[Saved data entries]
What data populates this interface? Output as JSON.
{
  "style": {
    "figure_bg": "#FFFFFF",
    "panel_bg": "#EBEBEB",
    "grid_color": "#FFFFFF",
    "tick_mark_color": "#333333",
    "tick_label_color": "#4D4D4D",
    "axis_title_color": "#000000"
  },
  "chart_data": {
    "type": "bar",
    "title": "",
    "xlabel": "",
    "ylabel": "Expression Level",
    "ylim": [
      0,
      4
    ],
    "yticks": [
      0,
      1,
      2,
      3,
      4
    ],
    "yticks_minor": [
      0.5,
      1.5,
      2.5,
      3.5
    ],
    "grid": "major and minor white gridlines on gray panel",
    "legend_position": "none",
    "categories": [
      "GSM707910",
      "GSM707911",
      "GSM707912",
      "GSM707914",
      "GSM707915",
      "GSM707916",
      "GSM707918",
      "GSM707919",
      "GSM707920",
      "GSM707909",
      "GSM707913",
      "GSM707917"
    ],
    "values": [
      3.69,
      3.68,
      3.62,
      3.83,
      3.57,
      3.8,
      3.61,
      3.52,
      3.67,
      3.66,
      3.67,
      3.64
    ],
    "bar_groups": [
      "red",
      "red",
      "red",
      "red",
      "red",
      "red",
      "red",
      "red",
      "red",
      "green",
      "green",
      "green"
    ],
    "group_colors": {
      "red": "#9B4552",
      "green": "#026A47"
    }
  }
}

---

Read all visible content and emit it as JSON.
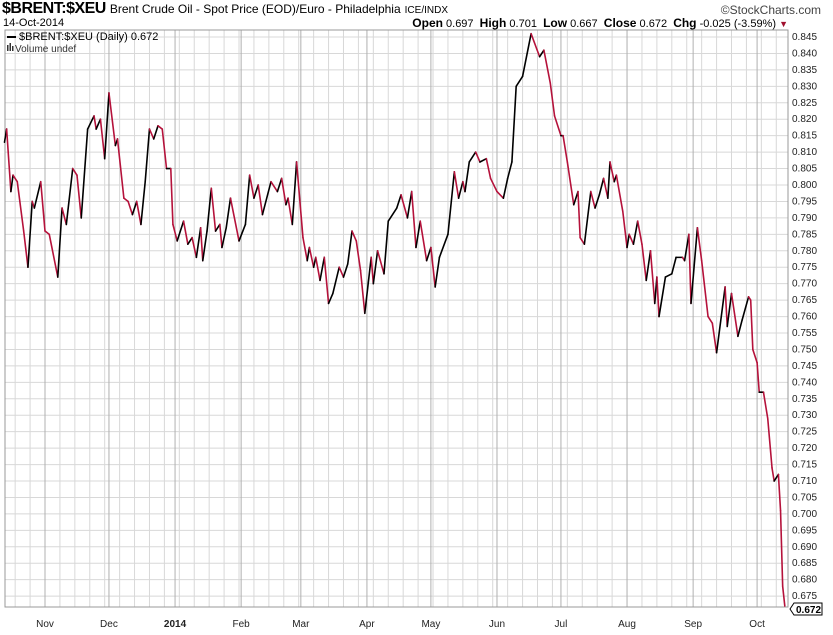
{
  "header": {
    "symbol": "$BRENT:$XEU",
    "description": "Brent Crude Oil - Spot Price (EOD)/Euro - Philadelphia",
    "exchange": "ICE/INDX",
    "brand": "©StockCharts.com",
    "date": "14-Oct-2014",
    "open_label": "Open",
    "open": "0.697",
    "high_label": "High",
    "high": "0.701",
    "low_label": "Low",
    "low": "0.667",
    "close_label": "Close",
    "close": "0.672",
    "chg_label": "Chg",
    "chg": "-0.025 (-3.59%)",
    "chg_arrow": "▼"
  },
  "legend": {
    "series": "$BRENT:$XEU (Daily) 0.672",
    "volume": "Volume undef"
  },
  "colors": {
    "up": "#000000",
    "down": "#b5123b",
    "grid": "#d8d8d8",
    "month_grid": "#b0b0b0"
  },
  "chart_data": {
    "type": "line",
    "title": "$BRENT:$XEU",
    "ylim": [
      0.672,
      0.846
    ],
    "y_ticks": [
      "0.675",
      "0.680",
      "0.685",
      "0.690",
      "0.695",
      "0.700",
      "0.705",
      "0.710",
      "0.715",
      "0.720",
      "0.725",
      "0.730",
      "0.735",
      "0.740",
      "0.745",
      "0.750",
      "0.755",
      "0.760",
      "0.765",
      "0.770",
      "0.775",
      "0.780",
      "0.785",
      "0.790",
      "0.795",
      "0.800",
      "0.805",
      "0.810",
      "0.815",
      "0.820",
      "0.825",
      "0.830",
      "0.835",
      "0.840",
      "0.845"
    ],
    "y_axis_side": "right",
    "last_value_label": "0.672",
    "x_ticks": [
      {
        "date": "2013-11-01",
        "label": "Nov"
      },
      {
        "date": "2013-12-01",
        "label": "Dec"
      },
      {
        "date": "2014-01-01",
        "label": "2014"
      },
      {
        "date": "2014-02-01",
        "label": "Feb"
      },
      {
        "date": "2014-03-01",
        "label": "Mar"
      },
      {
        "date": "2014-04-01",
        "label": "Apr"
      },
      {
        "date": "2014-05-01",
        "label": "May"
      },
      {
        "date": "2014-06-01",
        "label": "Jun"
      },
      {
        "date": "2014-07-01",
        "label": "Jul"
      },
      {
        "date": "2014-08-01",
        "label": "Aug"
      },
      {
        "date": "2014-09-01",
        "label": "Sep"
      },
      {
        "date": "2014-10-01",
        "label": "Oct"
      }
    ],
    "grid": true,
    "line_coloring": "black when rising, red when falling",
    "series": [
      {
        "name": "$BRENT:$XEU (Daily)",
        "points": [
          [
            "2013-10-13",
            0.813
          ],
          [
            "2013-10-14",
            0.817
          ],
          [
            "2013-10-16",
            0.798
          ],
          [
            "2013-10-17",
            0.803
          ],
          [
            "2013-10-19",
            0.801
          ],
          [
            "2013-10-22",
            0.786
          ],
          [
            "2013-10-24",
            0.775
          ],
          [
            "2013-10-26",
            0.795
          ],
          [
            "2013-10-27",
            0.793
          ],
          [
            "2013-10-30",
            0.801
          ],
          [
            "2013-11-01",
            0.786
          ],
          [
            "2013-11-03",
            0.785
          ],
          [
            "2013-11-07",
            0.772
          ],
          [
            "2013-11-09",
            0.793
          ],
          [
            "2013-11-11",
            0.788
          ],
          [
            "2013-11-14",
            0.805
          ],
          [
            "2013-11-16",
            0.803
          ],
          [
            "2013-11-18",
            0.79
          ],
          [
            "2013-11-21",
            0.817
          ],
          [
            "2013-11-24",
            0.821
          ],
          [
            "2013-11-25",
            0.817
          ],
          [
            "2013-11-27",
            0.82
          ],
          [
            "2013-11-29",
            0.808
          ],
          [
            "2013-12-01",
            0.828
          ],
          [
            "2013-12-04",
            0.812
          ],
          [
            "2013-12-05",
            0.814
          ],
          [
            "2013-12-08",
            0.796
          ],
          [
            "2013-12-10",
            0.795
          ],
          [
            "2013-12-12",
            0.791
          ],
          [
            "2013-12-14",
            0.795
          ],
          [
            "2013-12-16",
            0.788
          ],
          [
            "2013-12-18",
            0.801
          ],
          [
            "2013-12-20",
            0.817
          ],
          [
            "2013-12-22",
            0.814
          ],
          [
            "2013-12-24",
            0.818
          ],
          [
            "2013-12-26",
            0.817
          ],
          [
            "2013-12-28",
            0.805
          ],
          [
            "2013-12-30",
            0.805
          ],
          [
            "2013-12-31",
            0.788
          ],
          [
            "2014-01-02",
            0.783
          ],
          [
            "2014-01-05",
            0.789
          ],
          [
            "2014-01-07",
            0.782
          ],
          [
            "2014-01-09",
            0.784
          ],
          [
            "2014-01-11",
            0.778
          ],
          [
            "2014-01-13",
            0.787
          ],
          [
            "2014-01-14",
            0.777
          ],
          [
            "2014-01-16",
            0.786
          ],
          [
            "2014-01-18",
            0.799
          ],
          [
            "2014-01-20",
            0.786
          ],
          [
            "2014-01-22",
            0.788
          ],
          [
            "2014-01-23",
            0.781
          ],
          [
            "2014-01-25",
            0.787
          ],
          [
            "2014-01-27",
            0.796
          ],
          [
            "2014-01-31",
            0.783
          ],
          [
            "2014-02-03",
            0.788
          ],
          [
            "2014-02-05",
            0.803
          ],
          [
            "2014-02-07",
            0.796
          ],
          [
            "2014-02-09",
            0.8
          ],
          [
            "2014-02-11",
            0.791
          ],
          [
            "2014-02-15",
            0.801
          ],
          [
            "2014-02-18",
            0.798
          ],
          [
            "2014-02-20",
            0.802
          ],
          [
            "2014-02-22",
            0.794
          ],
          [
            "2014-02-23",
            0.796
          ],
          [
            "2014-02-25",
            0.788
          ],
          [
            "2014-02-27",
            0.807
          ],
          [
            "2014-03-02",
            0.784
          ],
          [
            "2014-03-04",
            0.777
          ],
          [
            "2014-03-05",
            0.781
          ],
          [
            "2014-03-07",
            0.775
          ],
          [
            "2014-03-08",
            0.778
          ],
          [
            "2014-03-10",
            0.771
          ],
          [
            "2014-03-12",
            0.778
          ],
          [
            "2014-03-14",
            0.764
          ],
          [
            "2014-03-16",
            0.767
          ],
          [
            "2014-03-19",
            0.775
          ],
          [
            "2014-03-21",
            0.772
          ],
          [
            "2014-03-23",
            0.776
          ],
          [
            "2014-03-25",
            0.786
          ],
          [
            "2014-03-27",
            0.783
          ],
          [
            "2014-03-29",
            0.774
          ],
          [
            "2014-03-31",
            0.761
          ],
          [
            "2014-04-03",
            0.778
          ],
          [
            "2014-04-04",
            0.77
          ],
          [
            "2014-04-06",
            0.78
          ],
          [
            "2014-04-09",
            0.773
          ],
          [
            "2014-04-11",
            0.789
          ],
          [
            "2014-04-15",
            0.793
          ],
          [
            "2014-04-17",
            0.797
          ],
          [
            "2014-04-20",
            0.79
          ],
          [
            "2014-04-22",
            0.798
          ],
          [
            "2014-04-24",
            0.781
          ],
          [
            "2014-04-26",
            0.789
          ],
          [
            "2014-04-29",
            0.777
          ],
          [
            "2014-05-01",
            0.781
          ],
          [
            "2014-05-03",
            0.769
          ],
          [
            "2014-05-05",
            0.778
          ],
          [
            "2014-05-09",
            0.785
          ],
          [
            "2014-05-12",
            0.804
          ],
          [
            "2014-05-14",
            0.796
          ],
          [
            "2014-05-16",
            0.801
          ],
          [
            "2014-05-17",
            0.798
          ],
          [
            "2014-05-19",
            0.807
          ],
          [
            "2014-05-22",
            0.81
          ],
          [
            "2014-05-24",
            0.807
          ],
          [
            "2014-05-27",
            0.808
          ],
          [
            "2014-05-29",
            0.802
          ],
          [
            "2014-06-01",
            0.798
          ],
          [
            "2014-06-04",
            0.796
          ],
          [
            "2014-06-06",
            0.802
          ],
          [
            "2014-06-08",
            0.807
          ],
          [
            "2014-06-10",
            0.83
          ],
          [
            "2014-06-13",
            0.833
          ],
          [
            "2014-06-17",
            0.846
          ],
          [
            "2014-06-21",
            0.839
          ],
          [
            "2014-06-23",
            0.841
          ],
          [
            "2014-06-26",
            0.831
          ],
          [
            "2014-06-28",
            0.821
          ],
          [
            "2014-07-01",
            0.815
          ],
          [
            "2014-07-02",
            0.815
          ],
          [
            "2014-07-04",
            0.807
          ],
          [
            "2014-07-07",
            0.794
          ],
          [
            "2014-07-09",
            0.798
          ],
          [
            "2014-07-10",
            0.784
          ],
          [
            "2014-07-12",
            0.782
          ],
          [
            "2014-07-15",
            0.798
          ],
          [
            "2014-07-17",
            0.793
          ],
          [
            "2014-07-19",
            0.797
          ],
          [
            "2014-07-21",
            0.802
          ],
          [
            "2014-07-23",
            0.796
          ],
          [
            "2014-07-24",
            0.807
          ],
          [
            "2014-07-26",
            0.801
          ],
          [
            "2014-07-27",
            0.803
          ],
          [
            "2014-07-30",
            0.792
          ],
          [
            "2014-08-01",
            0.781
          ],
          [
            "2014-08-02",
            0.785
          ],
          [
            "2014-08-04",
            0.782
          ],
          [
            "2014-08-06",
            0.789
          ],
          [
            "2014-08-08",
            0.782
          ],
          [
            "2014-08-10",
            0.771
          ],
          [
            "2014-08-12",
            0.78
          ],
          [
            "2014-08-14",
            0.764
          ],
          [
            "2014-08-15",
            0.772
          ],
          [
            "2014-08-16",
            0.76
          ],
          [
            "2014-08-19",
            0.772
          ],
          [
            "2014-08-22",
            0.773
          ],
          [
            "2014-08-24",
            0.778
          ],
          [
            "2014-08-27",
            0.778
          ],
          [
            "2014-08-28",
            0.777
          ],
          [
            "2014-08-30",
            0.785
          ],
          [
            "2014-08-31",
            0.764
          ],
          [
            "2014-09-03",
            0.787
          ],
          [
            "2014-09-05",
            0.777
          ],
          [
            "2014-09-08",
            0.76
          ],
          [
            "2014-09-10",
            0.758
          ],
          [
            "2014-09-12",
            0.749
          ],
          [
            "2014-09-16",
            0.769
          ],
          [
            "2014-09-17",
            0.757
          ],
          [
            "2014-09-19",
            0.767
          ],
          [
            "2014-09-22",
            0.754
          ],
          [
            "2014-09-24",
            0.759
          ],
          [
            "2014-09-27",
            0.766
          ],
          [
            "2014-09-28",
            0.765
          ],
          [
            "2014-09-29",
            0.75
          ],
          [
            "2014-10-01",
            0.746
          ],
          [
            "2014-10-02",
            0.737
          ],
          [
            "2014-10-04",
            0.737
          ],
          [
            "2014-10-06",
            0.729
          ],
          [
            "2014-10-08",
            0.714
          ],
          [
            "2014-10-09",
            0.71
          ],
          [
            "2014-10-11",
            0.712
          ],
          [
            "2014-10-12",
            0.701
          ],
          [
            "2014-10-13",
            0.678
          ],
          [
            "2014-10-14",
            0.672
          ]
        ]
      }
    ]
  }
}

# Exercise goal
Only the number is wanted: how many lines above include the word "Daily"?

# The reply
2